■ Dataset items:
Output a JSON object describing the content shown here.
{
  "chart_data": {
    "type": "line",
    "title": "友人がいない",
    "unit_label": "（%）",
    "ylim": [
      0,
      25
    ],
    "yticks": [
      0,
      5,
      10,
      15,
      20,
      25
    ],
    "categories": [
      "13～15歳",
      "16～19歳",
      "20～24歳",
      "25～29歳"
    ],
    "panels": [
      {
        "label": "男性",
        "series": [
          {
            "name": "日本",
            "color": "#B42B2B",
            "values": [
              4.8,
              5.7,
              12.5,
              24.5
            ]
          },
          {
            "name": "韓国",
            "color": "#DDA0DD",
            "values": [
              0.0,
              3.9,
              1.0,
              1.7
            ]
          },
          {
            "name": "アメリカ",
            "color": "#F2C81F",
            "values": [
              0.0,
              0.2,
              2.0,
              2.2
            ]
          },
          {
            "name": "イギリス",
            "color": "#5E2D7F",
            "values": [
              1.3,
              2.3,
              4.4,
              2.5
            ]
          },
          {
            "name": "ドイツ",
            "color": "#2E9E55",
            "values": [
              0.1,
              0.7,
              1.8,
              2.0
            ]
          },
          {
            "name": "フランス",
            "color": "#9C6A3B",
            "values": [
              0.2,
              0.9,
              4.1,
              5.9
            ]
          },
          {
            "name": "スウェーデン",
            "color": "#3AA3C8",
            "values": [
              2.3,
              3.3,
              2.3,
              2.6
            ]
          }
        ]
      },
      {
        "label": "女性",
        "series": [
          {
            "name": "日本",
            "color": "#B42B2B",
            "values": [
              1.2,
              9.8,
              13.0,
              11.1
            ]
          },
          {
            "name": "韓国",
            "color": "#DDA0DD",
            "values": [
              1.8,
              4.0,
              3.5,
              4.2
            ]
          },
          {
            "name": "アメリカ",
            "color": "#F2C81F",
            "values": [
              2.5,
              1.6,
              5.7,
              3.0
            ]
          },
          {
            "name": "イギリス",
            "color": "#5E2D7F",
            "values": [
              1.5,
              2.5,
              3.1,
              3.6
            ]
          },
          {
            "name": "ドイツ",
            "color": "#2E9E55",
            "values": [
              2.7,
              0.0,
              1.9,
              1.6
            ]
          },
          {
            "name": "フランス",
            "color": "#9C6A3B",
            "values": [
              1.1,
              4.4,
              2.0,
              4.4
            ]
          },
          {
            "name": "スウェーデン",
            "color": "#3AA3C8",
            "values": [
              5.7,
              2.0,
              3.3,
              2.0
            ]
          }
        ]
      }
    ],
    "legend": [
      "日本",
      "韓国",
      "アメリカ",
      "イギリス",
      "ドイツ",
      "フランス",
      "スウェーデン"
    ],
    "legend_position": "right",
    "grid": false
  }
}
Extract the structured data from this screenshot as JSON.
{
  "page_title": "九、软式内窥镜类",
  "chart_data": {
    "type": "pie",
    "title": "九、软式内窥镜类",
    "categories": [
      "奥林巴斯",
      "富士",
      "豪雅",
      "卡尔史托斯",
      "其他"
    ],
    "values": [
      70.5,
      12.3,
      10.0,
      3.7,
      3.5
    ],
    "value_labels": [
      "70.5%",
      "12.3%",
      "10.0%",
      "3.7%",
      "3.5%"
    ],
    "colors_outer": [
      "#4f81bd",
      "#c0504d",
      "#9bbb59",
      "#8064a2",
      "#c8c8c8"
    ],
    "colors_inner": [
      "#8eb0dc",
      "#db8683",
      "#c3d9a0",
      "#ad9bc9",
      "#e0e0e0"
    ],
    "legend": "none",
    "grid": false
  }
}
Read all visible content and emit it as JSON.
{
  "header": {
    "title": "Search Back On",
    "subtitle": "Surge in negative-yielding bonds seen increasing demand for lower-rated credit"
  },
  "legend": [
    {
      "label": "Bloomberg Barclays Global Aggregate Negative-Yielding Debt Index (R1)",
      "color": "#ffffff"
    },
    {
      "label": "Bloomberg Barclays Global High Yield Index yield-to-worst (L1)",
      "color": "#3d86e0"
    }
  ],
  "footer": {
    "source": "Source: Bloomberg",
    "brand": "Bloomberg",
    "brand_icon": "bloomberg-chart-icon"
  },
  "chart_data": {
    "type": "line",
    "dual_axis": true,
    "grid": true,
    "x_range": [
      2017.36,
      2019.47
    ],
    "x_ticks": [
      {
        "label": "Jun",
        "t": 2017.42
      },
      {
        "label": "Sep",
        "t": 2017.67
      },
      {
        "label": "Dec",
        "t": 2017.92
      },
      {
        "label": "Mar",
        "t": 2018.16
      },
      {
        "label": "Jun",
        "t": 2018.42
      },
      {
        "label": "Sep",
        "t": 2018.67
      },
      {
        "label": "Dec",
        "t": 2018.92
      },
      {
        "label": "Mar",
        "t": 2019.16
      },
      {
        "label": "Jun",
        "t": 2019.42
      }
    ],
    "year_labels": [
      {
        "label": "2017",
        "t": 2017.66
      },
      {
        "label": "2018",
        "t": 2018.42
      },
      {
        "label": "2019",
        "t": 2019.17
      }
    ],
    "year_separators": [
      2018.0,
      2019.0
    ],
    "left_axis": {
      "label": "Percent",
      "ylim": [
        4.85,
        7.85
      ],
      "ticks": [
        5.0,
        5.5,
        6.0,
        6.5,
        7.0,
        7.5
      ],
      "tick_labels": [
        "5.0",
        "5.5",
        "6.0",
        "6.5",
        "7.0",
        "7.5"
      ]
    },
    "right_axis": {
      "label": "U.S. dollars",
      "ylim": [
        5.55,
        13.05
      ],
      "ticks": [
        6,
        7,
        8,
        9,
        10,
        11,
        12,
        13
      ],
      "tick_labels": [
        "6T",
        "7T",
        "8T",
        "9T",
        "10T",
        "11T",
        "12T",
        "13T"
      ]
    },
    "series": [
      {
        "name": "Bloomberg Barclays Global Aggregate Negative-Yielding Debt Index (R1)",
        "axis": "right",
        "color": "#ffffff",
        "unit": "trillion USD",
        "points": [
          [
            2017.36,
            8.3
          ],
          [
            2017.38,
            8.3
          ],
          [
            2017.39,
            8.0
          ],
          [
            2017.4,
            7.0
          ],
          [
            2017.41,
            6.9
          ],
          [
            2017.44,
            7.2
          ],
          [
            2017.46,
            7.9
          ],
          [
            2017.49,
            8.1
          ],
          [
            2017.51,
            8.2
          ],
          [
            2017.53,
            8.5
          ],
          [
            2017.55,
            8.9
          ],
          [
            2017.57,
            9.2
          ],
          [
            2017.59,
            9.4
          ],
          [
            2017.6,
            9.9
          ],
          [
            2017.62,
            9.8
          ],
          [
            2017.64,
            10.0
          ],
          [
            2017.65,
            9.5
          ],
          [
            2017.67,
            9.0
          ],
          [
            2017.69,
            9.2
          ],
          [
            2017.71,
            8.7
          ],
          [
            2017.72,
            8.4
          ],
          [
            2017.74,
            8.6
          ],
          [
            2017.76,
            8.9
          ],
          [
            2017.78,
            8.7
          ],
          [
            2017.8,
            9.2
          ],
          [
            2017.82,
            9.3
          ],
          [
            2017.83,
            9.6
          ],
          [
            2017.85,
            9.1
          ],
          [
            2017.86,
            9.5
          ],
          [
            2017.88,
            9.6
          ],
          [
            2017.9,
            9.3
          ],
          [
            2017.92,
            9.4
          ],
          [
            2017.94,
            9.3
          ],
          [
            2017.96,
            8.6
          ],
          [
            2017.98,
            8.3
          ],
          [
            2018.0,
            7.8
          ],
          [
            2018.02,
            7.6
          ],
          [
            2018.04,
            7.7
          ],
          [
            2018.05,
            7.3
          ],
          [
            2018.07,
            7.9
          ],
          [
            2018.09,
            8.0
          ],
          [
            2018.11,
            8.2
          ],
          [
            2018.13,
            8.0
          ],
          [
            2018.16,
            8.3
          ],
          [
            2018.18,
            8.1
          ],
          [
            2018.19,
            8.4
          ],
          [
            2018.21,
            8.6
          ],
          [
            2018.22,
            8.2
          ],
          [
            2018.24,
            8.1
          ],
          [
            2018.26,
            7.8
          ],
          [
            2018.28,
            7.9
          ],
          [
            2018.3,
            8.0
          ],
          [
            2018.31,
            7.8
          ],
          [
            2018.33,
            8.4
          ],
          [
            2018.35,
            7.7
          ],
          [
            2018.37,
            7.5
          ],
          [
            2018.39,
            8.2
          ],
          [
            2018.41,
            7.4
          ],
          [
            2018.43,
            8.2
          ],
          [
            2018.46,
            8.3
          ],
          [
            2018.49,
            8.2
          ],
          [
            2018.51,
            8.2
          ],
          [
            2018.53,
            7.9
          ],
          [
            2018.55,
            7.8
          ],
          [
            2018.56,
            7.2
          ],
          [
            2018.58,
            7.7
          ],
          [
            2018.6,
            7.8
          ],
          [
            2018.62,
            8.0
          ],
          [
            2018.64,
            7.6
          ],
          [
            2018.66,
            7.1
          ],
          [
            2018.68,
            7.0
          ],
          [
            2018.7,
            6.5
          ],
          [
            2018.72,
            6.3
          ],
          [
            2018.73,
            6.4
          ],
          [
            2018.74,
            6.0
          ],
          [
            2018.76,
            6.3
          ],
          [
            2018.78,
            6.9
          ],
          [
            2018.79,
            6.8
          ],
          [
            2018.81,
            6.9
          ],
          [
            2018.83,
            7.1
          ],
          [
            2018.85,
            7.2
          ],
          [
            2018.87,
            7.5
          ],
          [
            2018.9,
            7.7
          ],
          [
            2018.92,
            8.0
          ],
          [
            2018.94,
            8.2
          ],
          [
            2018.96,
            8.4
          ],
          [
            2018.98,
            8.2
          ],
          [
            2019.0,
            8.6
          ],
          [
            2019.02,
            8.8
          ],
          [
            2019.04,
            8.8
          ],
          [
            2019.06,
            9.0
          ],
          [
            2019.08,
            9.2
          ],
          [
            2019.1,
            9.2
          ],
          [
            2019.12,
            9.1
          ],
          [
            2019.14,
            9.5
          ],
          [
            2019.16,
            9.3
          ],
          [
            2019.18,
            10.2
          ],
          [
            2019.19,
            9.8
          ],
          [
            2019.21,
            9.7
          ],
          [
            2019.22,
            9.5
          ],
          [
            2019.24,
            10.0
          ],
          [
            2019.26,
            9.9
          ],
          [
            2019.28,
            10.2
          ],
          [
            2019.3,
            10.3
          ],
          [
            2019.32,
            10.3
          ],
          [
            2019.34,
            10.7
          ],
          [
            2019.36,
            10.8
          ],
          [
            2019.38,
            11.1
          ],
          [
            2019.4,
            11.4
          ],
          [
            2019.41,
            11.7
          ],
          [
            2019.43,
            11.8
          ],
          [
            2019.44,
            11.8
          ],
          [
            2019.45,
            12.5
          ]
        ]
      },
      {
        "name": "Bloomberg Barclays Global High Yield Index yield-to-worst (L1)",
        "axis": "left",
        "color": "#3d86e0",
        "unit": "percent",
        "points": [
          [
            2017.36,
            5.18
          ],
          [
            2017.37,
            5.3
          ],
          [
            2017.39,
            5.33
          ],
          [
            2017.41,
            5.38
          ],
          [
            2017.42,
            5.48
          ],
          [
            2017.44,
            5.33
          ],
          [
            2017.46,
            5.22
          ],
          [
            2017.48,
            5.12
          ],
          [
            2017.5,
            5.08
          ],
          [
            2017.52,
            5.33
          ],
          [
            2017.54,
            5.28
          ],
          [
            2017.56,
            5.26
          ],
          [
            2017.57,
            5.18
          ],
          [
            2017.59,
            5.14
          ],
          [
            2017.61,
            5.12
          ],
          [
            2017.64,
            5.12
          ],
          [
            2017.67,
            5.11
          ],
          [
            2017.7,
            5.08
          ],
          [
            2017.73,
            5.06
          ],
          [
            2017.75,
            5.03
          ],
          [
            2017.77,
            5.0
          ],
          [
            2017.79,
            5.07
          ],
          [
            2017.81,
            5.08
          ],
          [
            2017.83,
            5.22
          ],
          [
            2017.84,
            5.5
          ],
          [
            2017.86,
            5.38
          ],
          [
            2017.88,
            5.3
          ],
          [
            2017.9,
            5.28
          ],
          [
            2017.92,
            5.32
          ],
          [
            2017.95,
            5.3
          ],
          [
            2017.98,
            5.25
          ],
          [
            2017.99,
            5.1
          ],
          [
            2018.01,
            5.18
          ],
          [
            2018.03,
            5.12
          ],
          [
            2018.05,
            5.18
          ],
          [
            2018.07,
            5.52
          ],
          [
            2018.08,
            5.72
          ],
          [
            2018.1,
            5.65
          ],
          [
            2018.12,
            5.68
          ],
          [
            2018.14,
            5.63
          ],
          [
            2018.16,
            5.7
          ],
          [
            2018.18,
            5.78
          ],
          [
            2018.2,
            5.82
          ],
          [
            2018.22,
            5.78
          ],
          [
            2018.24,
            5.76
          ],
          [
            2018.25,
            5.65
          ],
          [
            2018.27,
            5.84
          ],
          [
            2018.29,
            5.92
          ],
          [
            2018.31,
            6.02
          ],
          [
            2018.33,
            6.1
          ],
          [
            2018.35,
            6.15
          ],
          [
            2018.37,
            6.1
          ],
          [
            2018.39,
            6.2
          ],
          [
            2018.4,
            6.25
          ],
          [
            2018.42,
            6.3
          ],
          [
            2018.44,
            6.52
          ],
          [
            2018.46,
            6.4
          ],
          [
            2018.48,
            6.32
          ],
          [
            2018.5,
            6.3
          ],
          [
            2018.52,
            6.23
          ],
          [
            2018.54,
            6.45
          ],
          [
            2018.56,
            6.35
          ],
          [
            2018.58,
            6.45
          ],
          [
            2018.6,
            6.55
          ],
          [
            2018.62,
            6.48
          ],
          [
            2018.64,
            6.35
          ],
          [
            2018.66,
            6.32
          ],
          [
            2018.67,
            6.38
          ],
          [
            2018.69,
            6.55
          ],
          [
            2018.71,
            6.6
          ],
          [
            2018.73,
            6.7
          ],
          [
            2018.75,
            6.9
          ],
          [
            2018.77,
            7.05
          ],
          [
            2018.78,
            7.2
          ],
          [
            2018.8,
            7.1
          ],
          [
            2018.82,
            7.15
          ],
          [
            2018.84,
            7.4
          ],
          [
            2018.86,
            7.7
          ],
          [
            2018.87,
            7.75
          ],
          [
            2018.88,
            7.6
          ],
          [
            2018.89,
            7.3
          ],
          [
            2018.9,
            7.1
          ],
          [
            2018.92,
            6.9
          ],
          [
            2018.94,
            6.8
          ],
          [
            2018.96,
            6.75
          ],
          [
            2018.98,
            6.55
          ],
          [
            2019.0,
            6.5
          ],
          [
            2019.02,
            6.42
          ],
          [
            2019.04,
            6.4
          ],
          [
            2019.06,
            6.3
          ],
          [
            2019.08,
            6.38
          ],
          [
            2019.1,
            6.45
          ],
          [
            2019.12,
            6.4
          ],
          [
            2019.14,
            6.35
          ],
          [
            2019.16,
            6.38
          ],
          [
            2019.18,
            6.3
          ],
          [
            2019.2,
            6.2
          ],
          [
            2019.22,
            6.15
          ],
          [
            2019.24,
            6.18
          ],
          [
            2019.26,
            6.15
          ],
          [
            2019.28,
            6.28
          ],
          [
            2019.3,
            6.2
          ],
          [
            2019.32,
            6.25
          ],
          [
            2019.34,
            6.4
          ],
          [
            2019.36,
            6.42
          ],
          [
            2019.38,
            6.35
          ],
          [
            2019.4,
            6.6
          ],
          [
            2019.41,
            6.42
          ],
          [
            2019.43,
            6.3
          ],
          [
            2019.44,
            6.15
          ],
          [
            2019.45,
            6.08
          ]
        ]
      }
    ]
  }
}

■ Exercise prompt: Leave out every line without the string "JSON" and copy the rest.

■ Answer:
Output a JSON object describing the content shown here.
Extract the structured data from this screenshot as JSON.
Read all visible content and emit it as JSON.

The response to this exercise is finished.